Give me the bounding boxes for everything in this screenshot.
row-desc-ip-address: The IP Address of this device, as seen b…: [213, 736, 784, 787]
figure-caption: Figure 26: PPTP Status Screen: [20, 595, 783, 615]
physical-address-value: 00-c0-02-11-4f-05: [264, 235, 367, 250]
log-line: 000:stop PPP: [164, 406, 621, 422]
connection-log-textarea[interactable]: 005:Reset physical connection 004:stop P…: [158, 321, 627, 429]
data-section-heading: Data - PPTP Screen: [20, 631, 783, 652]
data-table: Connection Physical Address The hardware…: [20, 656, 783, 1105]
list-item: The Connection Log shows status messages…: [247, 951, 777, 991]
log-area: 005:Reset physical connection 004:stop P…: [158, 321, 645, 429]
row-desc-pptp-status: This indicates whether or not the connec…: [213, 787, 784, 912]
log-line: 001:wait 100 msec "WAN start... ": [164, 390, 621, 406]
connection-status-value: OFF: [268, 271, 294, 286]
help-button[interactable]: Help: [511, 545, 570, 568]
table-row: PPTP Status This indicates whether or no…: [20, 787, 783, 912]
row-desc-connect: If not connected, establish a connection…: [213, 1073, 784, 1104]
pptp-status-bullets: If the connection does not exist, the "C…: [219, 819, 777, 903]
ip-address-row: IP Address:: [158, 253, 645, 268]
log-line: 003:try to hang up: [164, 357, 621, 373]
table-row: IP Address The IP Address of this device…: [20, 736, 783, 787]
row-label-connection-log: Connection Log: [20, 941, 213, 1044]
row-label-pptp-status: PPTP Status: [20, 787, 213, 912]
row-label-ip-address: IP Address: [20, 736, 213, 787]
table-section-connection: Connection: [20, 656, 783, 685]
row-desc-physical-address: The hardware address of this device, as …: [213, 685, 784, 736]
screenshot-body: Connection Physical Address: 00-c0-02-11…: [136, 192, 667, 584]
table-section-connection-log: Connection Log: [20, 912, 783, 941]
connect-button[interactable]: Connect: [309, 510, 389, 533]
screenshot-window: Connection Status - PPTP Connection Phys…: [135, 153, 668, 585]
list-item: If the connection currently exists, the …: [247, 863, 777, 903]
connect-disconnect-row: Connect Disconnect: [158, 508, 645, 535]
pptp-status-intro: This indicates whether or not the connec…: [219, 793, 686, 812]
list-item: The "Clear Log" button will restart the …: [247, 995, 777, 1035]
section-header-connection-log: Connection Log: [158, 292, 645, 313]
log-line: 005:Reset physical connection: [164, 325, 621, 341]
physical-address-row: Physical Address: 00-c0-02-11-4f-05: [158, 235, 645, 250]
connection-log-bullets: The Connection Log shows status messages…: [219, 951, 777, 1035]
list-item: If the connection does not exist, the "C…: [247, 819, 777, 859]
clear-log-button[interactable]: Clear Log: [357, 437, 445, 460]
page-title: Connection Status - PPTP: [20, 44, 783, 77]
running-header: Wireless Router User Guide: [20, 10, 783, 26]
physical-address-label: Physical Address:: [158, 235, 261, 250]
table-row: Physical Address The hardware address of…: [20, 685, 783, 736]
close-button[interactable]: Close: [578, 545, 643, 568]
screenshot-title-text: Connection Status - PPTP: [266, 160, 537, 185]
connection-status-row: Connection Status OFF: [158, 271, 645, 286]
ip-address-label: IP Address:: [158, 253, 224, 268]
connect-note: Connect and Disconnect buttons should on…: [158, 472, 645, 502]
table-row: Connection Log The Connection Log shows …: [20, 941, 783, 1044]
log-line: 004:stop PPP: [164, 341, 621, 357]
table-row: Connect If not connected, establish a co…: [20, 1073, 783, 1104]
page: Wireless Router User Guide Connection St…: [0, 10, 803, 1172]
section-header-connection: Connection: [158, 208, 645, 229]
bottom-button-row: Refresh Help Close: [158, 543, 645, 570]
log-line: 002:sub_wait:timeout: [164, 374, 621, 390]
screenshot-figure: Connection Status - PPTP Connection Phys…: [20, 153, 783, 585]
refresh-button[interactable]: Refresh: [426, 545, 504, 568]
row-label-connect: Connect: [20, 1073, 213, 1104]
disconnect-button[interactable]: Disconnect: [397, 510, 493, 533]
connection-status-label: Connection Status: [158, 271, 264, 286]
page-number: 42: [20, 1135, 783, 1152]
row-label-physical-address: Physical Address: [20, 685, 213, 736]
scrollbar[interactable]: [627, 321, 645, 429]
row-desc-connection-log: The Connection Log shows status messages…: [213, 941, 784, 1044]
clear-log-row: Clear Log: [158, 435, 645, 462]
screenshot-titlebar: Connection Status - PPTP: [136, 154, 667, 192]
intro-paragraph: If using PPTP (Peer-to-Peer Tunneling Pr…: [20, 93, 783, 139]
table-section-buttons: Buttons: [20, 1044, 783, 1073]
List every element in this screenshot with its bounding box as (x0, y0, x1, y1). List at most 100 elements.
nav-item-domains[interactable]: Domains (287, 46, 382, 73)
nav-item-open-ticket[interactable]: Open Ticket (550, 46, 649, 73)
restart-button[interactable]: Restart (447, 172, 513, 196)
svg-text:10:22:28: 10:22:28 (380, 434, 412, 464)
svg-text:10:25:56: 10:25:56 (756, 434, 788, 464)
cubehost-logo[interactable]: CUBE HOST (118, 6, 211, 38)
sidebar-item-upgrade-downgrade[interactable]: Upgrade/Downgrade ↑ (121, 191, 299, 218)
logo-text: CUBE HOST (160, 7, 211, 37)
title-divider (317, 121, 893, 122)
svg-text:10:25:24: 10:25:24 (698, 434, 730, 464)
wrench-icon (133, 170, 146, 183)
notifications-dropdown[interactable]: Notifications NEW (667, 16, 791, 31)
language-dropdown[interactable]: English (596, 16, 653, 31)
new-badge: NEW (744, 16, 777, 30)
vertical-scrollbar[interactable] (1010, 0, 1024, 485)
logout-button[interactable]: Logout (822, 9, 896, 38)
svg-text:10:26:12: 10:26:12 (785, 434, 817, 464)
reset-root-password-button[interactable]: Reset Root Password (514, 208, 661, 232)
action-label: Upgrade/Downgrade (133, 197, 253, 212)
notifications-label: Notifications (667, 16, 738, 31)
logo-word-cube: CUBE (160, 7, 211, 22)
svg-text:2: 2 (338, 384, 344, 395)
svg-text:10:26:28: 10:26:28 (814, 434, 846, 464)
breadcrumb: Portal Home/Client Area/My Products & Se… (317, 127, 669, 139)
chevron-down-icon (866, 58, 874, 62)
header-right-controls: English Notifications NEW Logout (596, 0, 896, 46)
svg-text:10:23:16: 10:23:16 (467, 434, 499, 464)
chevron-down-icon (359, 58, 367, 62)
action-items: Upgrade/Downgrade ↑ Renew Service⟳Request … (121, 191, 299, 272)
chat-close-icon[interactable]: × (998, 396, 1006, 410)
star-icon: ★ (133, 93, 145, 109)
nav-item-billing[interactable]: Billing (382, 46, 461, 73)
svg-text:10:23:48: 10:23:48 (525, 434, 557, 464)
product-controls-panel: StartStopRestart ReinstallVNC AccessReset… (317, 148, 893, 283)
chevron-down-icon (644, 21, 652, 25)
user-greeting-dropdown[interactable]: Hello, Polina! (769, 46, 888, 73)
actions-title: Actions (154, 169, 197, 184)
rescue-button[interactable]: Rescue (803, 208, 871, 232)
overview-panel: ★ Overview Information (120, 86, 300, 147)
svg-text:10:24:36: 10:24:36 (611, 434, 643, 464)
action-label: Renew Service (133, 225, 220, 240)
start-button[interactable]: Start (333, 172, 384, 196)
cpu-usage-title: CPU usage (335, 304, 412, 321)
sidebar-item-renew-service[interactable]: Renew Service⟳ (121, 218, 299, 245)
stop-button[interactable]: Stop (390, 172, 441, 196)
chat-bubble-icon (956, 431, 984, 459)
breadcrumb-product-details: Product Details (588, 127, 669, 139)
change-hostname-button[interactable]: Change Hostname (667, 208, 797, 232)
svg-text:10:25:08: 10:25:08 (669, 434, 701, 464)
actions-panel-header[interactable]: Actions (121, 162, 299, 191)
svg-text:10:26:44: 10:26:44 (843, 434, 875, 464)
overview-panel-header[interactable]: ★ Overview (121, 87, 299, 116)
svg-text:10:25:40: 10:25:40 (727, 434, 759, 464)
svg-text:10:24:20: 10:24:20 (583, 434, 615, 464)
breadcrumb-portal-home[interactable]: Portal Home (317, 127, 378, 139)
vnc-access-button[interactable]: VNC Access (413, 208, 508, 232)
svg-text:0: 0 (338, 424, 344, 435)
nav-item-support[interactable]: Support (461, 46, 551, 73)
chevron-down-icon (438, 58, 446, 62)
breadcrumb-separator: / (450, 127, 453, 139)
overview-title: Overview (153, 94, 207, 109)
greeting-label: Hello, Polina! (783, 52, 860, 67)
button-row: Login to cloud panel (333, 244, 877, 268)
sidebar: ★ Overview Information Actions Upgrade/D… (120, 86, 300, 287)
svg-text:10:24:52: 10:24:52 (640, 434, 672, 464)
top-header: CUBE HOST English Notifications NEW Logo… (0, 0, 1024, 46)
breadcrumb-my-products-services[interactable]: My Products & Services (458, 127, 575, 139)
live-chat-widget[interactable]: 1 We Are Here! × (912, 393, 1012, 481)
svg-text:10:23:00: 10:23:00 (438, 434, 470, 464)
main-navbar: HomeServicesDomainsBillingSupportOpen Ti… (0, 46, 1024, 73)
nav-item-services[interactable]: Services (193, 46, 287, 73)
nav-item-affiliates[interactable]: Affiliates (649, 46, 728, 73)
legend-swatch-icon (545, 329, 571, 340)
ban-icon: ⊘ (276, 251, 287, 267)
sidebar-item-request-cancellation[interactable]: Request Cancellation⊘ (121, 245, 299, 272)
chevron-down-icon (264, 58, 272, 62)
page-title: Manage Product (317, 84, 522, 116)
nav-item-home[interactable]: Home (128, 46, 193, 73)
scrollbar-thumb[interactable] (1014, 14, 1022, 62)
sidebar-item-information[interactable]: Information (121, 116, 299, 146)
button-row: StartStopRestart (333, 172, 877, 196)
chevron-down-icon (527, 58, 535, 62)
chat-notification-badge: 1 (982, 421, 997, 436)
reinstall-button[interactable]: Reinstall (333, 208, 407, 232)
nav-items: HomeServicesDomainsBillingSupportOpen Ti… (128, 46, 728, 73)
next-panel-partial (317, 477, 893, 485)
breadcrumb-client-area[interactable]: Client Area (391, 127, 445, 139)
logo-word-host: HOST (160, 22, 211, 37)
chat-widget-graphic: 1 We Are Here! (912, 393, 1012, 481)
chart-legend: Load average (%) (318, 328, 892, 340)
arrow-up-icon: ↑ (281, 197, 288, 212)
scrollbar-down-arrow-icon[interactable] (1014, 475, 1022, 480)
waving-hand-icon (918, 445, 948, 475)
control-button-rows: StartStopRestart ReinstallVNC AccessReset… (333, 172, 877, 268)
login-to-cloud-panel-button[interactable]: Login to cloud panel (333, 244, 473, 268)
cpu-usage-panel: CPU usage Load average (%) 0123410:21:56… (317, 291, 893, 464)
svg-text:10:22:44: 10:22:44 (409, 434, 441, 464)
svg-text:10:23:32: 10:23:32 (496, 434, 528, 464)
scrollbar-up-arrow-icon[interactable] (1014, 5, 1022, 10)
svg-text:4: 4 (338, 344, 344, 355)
---------------
- DESCRIPTION OF THE TASK -
Lay out the items from the first line through the line containing "log-area: 005:Reset physical" as a numbered list, leaving out any blank lines.

- EXERCISE OUTPUT -
1. Give me the bounding boxes for everything in this screenshot.
2. row-desc-ip-address: The IP Address of this device, as seen b…: [213, 736, 784, 787]
3. figure-caption: Figure 26: PPTP Status Screen: [20, 595, 783, 615]
4. physical-address-value: 00-c0-02-11-4f-05: [264, 235, 367, 250]
5. log-line: 000:stop PPP: [164, 406, 621, 422]
6. connection-log-textarea[interactable]: 005:Reset physical connection 004:stop P…: [158, 321, 627, 429]
7. data-section-heading: Data - PPTP Screen: [20, 631, 783, 652]
8. data-table: Connection Physical Address The hardware…: [20, 656, 783, 1105]
9. list-item: The Connection Log shows status messages…: [247, 951, 777, 991]
10. log-area: 005:Reset physical connection 004:stop P…: [158, 321, 645, 429]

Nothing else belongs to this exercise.